> [Stated problem] Starting at the line that holds "Extract the structured", set down each line through the end of the listing, exactly as written and with nothing added.
Start Extracted data
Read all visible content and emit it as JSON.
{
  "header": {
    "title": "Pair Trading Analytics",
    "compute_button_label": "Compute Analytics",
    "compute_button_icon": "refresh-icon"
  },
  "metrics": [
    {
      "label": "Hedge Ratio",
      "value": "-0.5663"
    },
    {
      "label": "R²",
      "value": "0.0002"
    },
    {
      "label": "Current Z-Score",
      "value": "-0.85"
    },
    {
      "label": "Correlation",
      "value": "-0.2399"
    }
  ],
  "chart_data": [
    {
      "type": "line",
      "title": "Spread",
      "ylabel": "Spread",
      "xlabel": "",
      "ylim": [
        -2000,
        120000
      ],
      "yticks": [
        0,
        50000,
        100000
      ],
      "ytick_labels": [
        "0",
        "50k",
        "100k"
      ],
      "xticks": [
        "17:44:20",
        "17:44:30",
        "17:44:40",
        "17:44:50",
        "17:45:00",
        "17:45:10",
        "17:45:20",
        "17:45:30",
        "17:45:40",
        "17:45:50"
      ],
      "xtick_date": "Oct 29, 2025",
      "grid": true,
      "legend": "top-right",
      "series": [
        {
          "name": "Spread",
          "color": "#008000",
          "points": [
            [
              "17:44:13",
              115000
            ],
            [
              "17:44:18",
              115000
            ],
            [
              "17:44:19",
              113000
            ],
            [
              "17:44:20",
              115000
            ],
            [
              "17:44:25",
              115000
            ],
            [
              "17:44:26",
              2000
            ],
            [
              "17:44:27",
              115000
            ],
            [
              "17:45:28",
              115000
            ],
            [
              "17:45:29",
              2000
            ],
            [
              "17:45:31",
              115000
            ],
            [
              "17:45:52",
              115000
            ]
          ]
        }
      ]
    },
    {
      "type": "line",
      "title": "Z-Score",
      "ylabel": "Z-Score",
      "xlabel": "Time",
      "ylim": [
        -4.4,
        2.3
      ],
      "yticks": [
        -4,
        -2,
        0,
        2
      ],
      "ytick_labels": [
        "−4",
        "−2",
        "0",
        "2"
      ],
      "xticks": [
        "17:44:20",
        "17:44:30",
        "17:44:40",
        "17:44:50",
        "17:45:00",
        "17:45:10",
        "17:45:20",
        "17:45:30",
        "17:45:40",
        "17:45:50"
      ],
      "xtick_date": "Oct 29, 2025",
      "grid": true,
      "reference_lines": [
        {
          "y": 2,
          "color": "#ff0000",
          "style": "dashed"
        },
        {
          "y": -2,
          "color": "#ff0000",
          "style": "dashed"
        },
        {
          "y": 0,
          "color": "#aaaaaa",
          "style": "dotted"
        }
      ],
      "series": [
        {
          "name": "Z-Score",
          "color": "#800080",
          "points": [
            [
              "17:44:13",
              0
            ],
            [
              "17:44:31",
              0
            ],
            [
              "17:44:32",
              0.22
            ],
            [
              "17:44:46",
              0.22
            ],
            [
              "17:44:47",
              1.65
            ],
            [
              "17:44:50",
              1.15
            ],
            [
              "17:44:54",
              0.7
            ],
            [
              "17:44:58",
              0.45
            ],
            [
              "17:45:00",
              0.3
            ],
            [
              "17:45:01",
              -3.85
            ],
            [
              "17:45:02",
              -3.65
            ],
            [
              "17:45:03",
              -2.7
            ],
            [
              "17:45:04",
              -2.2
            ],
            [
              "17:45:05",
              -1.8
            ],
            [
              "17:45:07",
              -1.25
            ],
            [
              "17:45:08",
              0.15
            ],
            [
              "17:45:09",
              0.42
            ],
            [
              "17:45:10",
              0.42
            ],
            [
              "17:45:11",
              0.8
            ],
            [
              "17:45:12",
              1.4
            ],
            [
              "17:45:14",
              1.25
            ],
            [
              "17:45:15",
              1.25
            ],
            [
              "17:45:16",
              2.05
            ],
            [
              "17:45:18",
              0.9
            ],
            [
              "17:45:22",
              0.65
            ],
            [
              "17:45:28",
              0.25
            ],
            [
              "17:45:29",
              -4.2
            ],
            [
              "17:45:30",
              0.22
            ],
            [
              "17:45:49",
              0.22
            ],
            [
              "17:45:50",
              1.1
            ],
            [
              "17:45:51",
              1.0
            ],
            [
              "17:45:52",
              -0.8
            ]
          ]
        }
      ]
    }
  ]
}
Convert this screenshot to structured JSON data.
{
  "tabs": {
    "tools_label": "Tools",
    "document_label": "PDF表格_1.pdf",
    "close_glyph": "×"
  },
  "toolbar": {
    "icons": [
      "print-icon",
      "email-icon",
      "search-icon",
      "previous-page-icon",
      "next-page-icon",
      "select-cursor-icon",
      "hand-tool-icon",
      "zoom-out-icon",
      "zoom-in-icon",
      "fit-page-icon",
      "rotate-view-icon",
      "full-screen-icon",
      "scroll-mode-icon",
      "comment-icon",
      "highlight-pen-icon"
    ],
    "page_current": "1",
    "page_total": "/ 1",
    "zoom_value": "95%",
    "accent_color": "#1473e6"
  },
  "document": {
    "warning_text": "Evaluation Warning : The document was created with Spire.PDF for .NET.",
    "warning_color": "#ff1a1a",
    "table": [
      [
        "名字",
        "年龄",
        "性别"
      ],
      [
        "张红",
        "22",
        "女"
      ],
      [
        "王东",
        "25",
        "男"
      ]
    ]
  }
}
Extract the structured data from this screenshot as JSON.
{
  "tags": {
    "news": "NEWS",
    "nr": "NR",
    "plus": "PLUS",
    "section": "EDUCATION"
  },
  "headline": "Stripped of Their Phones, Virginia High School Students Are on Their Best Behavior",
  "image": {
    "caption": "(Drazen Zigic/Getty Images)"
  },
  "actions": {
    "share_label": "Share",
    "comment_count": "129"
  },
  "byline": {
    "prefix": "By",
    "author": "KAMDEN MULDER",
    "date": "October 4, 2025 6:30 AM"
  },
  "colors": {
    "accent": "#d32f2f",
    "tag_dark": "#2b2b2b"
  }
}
End Extracted data
> [Correct answer]
Extract the structured data from this screenshot as JSON.
{
  "tags": {
    "news": "NEWS",
    "nr": "NR",
    "plus": "PLUS",
    "section": "EDUCATION"
  },
  "headline": "Stripped of Their Phones, Virginia High School Students Are on Their Best Behavior",
  "image": {
    "caption": "(Drazen Zigic/Getty Images)"
  },
  "actions": {
    "share_label": "Share",
    "comment_count": "129"
  },
  "byline": {
    "prefix": "By",
    "author": "KAMDEN MULDER",
    "date": "October 4, 2025 6:30 AM"
  },
  "colors": {
    "accent": "#d32f2f",
    "tag_dark": "#2b2b2b"
  }
}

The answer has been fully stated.